[Some records]
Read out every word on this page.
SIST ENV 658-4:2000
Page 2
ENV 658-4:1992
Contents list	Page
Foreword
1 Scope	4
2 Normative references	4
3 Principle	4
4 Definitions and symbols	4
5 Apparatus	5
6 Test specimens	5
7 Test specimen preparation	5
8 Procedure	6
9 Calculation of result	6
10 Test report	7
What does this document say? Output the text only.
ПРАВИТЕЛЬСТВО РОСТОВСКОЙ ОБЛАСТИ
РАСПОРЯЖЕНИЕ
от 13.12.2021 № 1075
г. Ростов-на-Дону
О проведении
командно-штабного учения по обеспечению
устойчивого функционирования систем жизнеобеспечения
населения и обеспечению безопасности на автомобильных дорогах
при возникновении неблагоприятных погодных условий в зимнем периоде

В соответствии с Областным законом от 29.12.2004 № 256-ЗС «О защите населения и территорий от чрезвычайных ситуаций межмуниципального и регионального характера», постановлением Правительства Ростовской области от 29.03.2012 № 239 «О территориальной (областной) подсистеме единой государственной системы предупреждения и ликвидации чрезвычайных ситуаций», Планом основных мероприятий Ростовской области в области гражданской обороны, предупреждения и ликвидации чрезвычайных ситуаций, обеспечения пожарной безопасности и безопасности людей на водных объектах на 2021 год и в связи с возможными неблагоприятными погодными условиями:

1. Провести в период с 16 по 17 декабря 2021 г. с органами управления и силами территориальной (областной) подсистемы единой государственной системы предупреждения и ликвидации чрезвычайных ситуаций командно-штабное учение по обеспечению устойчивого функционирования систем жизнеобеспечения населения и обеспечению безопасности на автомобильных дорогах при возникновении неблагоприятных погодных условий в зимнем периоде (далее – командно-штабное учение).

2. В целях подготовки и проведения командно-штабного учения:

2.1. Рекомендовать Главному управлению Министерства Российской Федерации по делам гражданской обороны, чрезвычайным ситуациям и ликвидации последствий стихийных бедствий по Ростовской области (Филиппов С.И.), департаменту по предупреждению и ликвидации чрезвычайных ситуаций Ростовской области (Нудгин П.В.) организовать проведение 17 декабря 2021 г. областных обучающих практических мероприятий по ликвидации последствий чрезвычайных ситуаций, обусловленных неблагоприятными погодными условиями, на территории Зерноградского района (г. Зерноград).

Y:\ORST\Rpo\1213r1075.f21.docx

[Problem] Report the count of lines in the entries that contain the string "населения", and nothing besides it.

[Written reply] 3